Re:RE: Re: How can get my A ?

Posted by paradisehit <pa...@163.com>.

 Thanks, I didn't see the wiki FAQ, but in the wiki PigStreamingFunctionalSpec it is error, can you repaired it? 


>> B = group A all;
>> C = foreach B generate COUNT(A);
>> store C into 'count';
>> D = load 'data2';
>> E = foreach D generate $1/GetScalar(C);


Also I want to use the C'value as a number to be used in D, how to use it? Write a UDF?
Are the alias A, B, C... always Tuples or Bags?

 
 


在2008-09-12，"Olga Natkovich" <ol...@yahoo-inc.com> 写道：
>You need to say COUNT(A) not COUNT(B).
>
>B is the result of a GROUP and is a set of tuples with 2 fields (group,
>A) where grup is your key and A is a bag of tuples that matches the key.
>
>Olga 
>
>> -----Original Message-----
>> From: paradisehit [mailto:paradisehit@163.com] 
>> Sent: Wednesday, September 10, 2008 7:00 PM
>> To: pig-user@incubator.apache.org
>> Subject: Re:Re: How can get my A ?
>> 
>>  And how about when it is not 0, and it is a value that 
>> generate by another alias, for example:
>> 
>> CLEAR_LOG = LOAD 'in' AS (query, numbers);
>> 
>> I want get the total query number, and I use the pig latin as 
>> the wiki described:
>> 
>> B = group CLEAR_LOG all;
>> C = foreach B generate COUNT(B);
>> store C into 'count';
>> D = load 'data2';
>> E = foreach D generate $1/GetScalar(C);
>> 
>> But it shows that
>> Invalid alias: B in B: (group: ( ), CLEAR_LOG: (queryString, 
>> url, type ) ) So I use $1 instead.

▶ **SUPPLIED MATERIAL**:
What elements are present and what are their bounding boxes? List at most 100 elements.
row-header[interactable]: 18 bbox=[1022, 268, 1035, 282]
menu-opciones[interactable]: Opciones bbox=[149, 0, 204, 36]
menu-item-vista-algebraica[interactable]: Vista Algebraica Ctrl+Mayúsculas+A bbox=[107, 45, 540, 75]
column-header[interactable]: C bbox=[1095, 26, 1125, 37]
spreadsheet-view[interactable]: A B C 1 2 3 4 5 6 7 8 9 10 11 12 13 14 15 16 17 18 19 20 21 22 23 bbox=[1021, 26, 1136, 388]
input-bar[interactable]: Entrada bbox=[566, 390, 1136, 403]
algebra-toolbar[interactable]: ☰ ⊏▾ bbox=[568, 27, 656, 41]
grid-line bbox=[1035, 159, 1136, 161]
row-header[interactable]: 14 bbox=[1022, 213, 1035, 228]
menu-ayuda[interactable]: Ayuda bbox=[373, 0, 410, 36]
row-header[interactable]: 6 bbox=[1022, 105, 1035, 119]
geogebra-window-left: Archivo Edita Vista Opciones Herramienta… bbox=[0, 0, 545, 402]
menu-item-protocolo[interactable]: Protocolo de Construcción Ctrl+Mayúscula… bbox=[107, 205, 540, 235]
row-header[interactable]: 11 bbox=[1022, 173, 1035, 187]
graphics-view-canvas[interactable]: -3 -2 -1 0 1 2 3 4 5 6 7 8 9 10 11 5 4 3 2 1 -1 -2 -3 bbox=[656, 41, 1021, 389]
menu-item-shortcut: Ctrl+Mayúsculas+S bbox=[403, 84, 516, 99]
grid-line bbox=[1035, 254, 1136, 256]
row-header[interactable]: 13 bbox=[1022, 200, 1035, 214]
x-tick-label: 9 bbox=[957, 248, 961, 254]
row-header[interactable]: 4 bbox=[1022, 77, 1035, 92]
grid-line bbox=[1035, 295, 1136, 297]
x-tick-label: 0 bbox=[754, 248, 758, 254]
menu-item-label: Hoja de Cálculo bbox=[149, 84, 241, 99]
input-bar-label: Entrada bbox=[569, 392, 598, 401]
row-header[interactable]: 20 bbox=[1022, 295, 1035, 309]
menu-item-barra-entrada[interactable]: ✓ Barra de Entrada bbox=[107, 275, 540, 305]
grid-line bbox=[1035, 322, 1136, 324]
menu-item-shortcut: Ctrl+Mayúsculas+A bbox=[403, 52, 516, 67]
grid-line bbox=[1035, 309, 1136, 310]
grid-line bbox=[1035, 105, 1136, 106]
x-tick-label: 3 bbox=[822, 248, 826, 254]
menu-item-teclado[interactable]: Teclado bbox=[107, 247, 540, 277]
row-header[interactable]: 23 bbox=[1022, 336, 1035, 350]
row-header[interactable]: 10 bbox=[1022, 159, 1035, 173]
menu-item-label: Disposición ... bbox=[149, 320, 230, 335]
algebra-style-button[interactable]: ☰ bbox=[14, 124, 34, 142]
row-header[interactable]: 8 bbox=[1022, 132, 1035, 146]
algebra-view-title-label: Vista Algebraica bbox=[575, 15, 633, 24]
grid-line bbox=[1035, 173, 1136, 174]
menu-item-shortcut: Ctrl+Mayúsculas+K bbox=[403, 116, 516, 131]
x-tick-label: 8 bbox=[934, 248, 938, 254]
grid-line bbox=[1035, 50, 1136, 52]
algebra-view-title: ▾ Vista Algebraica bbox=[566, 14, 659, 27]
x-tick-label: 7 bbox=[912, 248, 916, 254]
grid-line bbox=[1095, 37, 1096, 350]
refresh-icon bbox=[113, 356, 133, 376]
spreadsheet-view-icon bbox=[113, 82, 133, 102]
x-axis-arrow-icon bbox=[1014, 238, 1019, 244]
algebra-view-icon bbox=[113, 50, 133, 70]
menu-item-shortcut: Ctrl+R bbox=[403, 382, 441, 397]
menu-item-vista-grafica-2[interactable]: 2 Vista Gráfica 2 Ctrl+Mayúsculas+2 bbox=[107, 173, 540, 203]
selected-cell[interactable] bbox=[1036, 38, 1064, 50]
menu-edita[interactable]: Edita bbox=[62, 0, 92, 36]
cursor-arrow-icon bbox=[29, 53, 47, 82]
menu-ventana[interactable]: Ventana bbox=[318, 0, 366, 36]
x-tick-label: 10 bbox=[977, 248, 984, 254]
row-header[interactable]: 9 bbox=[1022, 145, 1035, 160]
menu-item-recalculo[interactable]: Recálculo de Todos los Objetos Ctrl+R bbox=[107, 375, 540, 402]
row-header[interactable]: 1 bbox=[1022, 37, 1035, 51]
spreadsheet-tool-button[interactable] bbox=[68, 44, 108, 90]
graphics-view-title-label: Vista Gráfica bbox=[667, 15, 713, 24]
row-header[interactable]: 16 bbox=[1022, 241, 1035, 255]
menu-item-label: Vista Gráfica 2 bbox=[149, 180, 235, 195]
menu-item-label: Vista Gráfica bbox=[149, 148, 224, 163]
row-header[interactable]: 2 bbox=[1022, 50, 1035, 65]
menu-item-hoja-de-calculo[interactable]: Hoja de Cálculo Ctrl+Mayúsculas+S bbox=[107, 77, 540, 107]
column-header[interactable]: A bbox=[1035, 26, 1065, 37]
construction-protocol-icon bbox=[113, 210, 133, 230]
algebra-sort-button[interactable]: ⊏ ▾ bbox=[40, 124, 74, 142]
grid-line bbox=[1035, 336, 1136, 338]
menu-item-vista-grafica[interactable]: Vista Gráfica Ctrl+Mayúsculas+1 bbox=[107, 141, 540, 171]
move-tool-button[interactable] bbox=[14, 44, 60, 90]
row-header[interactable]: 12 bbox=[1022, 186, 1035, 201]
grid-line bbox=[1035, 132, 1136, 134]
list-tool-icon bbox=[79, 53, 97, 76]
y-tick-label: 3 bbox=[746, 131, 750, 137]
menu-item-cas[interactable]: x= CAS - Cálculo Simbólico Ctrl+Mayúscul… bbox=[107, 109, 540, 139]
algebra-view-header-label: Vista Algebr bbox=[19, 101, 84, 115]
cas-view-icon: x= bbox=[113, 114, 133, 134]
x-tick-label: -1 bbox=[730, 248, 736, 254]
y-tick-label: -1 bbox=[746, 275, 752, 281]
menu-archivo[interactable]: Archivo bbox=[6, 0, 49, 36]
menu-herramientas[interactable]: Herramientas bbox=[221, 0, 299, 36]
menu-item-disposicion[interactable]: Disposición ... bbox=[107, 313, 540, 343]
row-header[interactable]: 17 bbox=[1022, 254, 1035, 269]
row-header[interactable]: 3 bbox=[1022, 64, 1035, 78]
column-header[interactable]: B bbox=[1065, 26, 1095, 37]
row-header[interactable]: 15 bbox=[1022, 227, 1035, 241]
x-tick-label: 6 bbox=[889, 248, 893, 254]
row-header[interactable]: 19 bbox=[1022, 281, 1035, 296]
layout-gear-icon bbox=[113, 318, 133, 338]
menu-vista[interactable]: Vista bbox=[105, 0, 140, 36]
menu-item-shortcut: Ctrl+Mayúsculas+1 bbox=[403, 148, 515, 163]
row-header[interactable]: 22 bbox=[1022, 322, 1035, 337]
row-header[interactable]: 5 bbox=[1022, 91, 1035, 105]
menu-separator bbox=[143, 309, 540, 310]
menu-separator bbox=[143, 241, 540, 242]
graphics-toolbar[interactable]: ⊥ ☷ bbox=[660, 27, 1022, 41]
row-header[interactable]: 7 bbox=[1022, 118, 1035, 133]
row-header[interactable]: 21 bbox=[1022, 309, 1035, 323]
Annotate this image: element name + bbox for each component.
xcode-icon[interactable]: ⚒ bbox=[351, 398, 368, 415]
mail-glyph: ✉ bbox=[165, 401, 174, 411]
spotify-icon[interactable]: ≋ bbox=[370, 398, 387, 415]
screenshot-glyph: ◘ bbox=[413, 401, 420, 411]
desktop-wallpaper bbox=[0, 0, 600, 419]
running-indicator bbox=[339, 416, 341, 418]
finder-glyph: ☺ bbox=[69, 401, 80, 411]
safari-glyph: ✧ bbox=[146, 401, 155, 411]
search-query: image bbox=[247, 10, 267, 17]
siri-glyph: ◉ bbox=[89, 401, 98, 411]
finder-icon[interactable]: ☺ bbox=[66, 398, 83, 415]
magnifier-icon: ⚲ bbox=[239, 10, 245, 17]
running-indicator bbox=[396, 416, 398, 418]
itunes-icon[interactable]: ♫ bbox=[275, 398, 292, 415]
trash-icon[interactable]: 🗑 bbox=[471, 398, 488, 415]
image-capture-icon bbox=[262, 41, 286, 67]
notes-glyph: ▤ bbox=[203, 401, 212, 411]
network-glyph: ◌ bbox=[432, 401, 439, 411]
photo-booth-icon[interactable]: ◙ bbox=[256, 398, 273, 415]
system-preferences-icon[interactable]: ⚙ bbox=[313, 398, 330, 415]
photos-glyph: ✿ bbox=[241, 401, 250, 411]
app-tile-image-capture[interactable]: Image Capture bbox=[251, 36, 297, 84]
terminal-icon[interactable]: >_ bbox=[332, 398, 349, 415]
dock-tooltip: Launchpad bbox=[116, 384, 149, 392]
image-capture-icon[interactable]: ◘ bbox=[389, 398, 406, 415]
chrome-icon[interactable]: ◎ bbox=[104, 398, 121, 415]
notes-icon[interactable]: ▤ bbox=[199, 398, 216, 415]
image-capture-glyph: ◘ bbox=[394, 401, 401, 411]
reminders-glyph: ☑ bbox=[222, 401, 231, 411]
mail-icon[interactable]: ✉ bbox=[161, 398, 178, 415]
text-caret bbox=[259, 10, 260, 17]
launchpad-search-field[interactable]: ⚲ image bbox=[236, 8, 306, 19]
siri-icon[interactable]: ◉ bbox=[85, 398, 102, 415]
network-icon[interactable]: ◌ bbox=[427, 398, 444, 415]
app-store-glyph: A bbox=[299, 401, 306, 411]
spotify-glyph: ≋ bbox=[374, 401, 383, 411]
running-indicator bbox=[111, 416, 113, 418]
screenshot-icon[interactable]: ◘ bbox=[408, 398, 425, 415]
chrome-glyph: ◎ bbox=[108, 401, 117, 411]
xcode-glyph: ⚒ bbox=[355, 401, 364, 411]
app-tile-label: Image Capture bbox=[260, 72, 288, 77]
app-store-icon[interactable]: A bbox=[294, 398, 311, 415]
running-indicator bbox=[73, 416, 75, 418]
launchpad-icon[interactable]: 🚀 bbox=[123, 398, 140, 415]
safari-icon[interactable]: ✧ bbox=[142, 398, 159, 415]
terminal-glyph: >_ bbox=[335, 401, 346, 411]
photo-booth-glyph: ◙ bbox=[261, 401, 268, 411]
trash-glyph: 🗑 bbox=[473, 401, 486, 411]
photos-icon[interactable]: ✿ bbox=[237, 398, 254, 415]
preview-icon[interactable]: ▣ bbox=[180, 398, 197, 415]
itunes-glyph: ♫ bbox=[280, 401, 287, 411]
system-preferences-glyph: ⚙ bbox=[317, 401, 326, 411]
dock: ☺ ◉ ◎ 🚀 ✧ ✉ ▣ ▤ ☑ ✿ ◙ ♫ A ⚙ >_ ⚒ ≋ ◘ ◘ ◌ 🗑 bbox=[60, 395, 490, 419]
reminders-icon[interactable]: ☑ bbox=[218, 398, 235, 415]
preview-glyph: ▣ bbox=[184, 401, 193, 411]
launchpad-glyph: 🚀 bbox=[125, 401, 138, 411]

▶ **GOALS**:
a - Answer these questions about the Pig Latin thread:
(i) According to Olga Natkovich, what should be written in place of COUNT(B)?
(ii) What are the two fields in the result of a GROUP, as her reply describes it?
(iii) On what date was the message with the subject "Re:Re: How can get my A ?" sent?
b - Continue the Pig Latin thread from the point where it stops.
The entries have no connection to the Pig Latin thread.

▶ **TASK RESPONSES**:
a -
(i) COUNT(A)
(ii) group, which is the key, and A, which is a bag of tuples that matches the key
(iii) Wednesday, September 10, 2008

b -
>> 
>> But also I find the GetScalar is not in the Pig, How can I use it?
>> 
>> 
>>

RE: Re: How can get my A ?

Posted by Olga Natkovich <ol...@yahoo-inc.com>.

You need to say COUNT(A) not COUNT(B).

B is the result of a GROUP and is a set of tuples with 2 fields (group,
A) where grup is your key and A is a bag of tuples that matches the key.

Olga 

> -----Original Message-----
> From: paradisehit [mailto:paradisehit@163.com] 
> Sent: Wednesday, September 10, 2008 7:00 PM
> To: pig-user@incubator.apache.org
> Subject: Re:Re: How can get my A ?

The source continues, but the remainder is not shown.